### [Directive]
Reproduce all the material exactly, minus any pictures it holds.

### [Material for this task]

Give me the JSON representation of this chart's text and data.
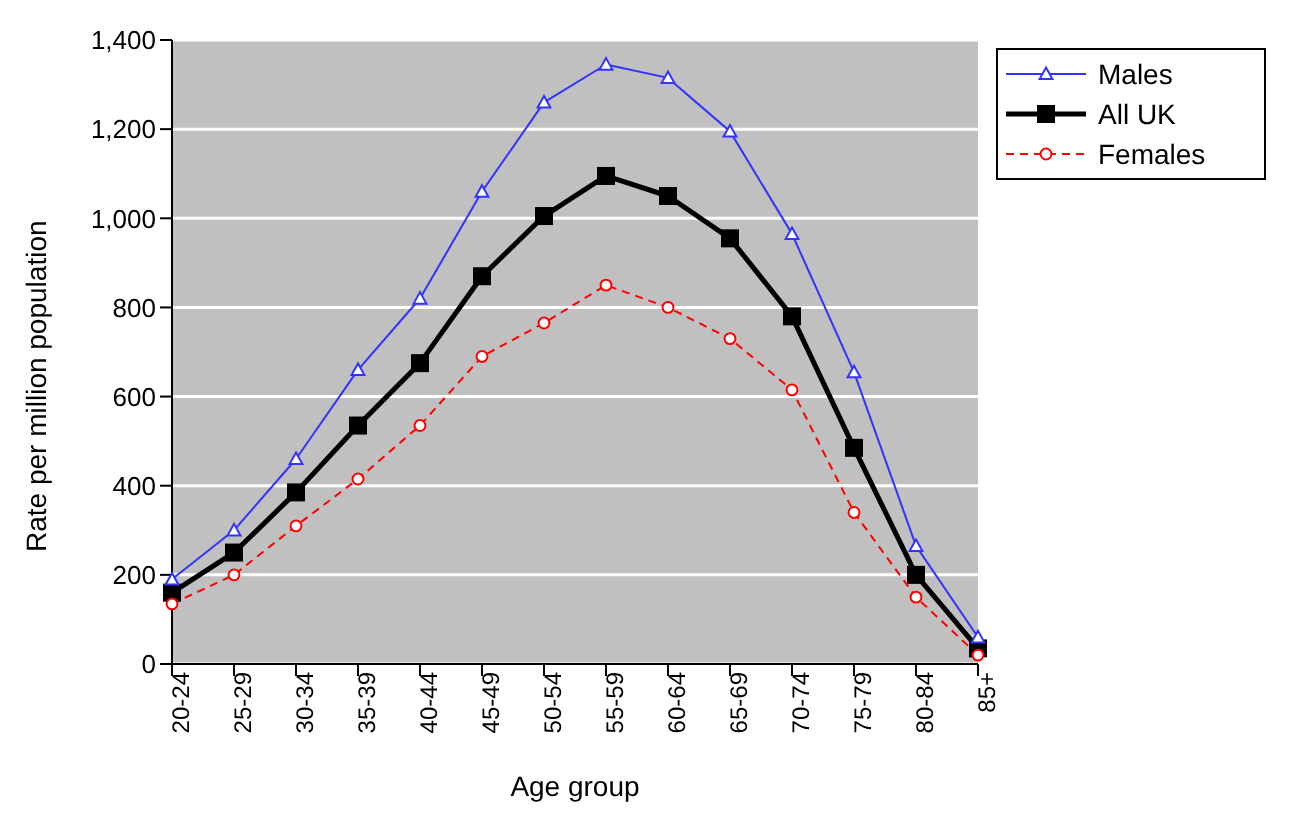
{
  "chart_data": {
    "type": "line",
    "xlabel": "Age group",
    "ylabel": "Rate per million population",
    "categories": [
      "20-24",
      "25-29",
      "30-34",
      "35-39",
      "40-44",
      "45-49",
      "50-54",
      "55-59",
      "60-64",
      "65-69",
      "70-74",
      "75-79",
      "80-84",
      "85+"
    ],
    "series": [
      {
        "name": "Males",
        "color": "#3333ff",
        "marker": "triangle",
        "line_style": "solid",
        "values": [
          190,
          300,
          460,
          660,
          820,
          1060,
          1260,
          1345,
          1315,
          1195,
          965,
          655,
          265,
          60
        ]
      },
      {
        "name": "All UK",
        "color": "#000000",
        "marker": "square",
        "line_style": "solid",
        "values": [
          160,
          250,
          385,
          535,
          675,
          870,
          1005,
          1095,
          1050,
          955,
          780,
          485,
          200,
          35
        ]
      },
      {
        "name": "Females",
        "color": "#ff0000",
        "marker": "circle",
        "line_style": "dashed",
        "values": [
          135,
          200,
          310,
          415,
          535,
          690,
          765,
          850,
          800,
          730,
          615,
          340,
          150,
          20
        ]
      }
    ],
    "ylim": [
      0,
      1400
    ],
    "yticks": [
      0,
      200,
      400,
      600,
      800,
      {
        "value": 1000,
        "label": "1,000"
      },
      {
        "value": 1200,
        "label": "1,200"
      },
      {
        "value": 1400,
        "label": "1,400"
      }
    ],
    "grid": "y",
    "legend": "top right"
  }
}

### [Full response]
Give me the JSON representation of this chart's text and data.
{
  "chart_data": {
    "type": "line",
    "xlabel": "Age group",
    "ylabel": "Rate per million population",
    "categories": [
      "20-24",
      "25-29",
      "30-34",
      "35-39",
      "40-44",
      "45-49",
      "50-54",
      "55-59",
      "60-64",
      "65-69",
      "70-74",
      "75-79",
      "80-84",
      "85+"
    ],
    "series": [
      {
        "name": "Males",
        "color": "#3333ff",
        "marker": "triangle",
        "line_style": "solid",
        "values": [
          190,
          300,
          460,
          660,
          820,
          1060,
          1260,
          1345,
          1315,
          1195,
          965,
          655,
          265,
          60
        ]
      },
      {
        "name": "All UK",
        "color": "#000000",
        "marker": "square",
        "line_style": "solid",
        "values": [
          160,
          250,
          385,
          535,
          675,
          870,
          1005,
          1095,
          1050,
          955,
          780,
          485,
          200,
          35
        ]
      },
      {
        "name": "Females",
        "color": "#ff0000",
        "marker": "circle",
        "line_style": "dashed",
        "values": [
          135,
          200,
          310,
          415,
          535,
          690,
          765,
          850,
          800,
          730,
          615,
          340,
          150,
          20
        ]
      }
    ],
    "ylim": [
      0,
      1400
    ],
    "yticks": [
      0,
      200,
      400,
      600,
      800,
      {
        "value": 1000,
        "label": "1,000"
      },
      {
        "value": 1200,
        "label": "1,200"
      },
      {
        "value": 1400,
        "label": "1,400"
      }
    ],
    "grid": "y",
    "legend": "top right"
  }
}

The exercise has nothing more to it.